■ **Input material**
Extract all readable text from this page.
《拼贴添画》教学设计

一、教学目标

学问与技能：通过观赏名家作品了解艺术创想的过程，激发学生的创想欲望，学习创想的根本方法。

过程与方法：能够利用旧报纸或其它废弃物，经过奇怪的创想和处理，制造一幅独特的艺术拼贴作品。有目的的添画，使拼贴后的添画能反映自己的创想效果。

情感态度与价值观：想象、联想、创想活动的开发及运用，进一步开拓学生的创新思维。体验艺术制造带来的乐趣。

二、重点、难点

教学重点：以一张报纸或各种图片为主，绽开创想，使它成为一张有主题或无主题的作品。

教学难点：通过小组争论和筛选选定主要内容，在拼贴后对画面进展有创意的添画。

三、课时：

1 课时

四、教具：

■ **Short exercise**
Repeat the records above exactly as they appear.

■ **Task output**
Extract all readable text from this page.
《拼贴添画》教学设计

一、教学目标

学问与技能：通过观赏名家作品了解艺术创想的过程，激发学生的创想欲望，学习创想的根本方法。

过程与方法：能够利用旧报纸或其它废弃物，经过奇怪的创想和处理，制造一幅独特的艺术拼贴作品。有目的的添画，使拼贴后的添画能反映自己的创想效果。

情感态度与价值观：想象、联想、创想活动的开发及运用，进一步开拓学生的创新思维。体验艺术制造带来的乐趣。

二、重点、难点

教学重点：以一张报纸或各种图片为主，绽开创想，使它成为一张有主题或无主题的作品。

教学难点：通过小组争论和筛选选定主要内容，在拼贴后对画面进展有创意的添画。

三、课时：

1 课时

四、教具：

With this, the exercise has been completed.